- _PROBLEM REQUIREMENTS_
From the entries provided below, copy each line that contains the word "Percentage".

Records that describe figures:
--- Begin ---

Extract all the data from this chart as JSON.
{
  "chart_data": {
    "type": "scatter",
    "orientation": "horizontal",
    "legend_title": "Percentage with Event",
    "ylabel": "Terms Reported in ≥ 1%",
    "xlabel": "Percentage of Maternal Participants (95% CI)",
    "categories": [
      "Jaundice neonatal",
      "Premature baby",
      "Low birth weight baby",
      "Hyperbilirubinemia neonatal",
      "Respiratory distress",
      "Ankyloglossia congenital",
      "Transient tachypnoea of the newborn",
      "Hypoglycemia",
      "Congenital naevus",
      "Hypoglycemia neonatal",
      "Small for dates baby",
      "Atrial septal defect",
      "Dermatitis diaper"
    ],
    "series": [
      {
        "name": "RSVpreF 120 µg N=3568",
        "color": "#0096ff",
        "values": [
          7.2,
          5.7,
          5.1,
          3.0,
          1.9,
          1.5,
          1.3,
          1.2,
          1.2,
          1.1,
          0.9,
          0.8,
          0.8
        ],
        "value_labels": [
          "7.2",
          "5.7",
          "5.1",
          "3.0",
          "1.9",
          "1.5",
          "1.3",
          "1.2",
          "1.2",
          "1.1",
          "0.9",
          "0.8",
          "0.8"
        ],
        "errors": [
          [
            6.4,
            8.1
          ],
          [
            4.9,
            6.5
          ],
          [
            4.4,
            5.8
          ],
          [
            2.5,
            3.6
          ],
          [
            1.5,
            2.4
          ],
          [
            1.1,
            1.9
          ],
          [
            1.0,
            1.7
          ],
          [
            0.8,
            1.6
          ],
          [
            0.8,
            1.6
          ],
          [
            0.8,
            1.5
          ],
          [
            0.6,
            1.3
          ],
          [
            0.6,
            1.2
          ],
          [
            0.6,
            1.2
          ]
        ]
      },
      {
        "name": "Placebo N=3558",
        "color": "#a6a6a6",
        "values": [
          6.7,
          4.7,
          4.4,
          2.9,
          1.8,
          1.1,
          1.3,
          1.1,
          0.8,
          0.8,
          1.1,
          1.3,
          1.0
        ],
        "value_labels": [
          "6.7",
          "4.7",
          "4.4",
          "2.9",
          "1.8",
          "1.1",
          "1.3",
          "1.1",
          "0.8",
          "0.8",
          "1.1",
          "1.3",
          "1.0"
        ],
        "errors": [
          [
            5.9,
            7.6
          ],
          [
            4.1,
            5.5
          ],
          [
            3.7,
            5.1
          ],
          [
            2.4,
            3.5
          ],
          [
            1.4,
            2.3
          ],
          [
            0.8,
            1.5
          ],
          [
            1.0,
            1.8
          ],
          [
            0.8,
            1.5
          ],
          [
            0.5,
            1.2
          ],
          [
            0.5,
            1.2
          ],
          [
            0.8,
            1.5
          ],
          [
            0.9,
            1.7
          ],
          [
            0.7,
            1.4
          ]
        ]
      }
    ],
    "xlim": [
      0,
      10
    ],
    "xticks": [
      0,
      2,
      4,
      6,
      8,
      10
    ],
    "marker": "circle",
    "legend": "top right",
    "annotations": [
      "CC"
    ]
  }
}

--- End ---

- _RESULT OF THIS TASK_
    "legend_title": "Percentage with Event",
    "xlabel": "Percentage of Maternal Participants (95% CI)",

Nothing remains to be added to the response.